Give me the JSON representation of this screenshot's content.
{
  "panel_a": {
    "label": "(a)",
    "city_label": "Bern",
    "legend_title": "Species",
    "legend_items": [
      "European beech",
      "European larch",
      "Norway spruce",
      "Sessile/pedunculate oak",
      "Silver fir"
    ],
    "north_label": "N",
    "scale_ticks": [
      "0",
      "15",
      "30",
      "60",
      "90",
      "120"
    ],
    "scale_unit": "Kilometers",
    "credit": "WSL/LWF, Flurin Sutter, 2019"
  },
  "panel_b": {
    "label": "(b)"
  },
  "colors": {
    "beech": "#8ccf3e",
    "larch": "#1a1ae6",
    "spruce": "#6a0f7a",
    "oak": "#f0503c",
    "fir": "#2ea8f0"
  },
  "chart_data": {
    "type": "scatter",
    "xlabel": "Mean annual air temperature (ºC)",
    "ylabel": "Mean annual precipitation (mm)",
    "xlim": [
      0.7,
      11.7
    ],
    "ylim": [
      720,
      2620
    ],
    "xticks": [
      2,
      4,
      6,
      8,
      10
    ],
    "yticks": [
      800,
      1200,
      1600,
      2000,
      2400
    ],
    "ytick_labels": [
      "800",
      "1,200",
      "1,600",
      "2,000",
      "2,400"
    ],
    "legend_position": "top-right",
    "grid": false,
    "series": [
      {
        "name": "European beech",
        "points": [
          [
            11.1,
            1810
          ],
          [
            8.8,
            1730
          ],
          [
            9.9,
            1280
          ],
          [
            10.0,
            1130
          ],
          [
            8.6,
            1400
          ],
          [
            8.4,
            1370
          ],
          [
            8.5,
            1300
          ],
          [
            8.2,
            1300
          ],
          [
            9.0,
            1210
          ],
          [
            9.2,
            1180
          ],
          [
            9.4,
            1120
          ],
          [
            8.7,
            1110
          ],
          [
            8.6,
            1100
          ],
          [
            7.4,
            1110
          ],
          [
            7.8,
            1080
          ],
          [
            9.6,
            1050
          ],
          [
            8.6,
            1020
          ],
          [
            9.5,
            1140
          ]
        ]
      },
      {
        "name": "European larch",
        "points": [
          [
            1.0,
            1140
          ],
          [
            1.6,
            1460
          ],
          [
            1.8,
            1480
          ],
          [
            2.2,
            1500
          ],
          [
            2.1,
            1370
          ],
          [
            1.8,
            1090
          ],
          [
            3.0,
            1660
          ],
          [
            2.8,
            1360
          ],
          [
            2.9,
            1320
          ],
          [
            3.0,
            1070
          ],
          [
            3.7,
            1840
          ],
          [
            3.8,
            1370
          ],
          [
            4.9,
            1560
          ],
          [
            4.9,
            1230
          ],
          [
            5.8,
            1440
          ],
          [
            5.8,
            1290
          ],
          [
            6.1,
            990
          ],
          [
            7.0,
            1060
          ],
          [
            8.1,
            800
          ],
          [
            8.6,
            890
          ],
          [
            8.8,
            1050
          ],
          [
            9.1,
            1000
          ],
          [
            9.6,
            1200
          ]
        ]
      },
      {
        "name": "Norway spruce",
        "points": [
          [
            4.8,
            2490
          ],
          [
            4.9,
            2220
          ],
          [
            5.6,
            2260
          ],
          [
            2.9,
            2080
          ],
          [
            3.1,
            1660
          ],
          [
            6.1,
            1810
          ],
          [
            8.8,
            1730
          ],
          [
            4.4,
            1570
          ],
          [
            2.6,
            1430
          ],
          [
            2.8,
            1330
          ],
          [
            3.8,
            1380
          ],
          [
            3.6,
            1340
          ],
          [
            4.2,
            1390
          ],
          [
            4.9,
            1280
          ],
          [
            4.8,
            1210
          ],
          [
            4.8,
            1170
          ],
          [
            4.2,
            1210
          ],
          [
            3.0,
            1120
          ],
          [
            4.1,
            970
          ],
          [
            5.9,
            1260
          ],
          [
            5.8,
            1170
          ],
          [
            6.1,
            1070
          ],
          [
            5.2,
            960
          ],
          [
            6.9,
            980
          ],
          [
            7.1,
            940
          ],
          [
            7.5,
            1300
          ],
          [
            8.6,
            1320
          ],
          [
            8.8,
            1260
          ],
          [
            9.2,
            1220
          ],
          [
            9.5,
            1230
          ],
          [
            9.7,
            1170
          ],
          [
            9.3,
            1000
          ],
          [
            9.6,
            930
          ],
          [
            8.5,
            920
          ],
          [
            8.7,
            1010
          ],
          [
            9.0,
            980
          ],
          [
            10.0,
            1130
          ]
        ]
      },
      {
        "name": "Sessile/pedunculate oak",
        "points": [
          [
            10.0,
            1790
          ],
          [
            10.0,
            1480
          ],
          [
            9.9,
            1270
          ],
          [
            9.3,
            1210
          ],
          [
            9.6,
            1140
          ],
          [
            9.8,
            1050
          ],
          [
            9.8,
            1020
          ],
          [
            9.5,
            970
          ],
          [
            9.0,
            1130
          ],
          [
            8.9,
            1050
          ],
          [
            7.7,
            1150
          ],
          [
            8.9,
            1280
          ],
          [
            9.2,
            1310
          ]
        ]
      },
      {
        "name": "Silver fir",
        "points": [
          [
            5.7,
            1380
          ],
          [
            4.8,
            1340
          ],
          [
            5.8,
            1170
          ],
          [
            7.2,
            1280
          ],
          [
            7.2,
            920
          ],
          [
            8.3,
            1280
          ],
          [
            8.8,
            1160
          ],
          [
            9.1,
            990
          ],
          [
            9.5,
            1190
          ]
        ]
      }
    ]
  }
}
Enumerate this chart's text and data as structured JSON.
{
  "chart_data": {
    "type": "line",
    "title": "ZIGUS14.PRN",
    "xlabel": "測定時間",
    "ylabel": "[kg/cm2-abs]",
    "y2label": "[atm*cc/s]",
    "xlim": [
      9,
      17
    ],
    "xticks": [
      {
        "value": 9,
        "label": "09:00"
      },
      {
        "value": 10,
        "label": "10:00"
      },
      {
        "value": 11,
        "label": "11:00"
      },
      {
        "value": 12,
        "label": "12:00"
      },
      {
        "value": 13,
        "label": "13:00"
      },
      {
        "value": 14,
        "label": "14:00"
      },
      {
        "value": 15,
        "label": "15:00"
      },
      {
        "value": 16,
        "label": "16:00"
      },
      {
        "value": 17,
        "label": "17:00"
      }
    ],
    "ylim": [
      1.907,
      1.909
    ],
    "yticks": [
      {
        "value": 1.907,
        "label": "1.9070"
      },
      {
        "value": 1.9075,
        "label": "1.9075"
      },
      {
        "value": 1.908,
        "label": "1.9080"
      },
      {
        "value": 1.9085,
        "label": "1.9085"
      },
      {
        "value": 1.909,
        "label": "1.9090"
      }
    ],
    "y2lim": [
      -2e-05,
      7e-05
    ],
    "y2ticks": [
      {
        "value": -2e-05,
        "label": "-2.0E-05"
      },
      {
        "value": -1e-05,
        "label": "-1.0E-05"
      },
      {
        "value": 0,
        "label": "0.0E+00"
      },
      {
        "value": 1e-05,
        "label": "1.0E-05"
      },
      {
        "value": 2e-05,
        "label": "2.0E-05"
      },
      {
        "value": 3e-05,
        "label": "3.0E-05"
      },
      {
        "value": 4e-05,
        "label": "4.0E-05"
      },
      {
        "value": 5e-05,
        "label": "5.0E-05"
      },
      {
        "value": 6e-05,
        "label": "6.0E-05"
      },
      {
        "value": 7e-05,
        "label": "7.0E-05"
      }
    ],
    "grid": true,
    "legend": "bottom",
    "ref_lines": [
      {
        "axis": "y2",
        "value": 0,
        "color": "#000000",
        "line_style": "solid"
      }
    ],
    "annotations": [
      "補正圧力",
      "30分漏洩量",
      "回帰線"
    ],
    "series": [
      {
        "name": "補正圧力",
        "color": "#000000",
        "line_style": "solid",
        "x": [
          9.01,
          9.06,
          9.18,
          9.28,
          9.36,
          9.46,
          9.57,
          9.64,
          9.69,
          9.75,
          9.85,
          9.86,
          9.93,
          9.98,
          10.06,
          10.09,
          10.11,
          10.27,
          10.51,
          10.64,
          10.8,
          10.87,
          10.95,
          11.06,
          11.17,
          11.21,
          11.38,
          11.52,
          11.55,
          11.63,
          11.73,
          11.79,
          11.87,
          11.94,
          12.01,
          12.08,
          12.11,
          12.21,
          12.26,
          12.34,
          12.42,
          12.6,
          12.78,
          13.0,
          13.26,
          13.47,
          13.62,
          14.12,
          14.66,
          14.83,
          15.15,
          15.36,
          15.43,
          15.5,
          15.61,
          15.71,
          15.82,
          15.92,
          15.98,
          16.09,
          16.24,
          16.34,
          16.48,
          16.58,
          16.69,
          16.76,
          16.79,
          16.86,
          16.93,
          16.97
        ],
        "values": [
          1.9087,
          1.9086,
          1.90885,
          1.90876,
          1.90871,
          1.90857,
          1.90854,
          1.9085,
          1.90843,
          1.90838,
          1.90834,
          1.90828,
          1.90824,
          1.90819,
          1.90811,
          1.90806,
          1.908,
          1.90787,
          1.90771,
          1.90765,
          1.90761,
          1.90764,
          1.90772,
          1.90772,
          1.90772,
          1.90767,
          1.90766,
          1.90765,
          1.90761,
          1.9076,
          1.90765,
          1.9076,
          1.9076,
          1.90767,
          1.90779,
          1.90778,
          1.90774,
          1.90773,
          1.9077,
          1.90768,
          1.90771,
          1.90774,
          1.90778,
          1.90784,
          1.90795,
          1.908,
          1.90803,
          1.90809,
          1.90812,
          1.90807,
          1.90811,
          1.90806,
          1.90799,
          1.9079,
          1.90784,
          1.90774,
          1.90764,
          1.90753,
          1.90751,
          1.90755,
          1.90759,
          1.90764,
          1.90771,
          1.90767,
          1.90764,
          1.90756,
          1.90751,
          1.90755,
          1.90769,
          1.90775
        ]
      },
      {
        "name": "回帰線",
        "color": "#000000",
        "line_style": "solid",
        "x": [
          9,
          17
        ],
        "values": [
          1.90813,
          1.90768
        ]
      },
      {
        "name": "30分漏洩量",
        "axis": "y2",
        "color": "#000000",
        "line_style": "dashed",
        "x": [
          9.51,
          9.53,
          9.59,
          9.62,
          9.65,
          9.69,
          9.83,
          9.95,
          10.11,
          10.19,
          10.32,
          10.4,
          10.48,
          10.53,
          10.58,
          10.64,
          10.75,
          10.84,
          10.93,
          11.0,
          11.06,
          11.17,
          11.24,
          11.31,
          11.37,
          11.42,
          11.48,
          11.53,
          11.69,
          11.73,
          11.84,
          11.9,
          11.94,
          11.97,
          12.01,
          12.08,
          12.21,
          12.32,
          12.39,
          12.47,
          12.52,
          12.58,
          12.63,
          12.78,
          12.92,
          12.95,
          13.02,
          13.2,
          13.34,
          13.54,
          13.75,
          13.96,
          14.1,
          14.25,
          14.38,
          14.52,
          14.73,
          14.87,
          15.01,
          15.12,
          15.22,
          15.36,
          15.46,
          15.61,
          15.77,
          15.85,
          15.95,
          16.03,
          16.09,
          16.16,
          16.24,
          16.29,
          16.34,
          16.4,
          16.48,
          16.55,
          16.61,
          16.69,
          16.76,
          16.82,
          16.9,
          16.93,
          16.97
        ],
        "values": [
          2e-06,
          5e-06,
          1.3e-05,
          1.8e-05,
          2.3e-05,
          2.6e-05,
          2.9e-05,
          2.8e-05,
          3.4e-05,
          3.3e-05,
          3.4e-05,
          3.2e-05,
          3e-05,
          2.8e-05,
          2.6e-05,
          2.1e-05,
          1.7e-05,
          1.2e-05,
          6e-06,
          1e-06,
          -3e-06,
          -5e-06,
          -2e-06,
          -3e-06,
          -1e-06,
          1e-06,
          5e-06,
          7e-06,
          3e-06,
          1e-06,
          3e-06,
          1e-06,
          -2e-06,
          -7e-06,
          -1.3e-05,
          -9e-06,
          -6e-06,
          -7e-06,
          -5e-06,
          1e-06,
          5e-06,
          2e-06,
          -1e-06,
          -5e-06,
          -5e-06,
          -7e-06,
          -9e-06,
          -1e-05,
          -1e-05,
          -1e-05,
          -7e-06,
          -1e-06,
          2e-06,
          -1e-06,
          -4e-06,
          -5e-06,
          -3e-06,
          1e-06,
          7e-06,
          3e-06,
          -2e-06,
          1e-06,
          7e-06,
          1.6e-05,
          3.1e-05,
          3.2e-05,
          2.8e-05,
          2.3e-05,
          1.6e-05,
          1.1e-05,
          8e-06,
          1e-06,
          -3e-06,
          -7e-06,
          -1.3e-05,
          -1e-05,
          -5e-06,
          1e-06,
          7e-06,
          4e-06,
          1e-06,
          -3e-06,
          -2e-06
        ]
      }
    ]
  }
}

.....

> **What to produce**
Copy out every line from the material above in which the word "pedunculate" appears.

> **Result of this exercise**
      "Sessile/pedunculate oak",
        "name": "Sessile/pedunculate oak",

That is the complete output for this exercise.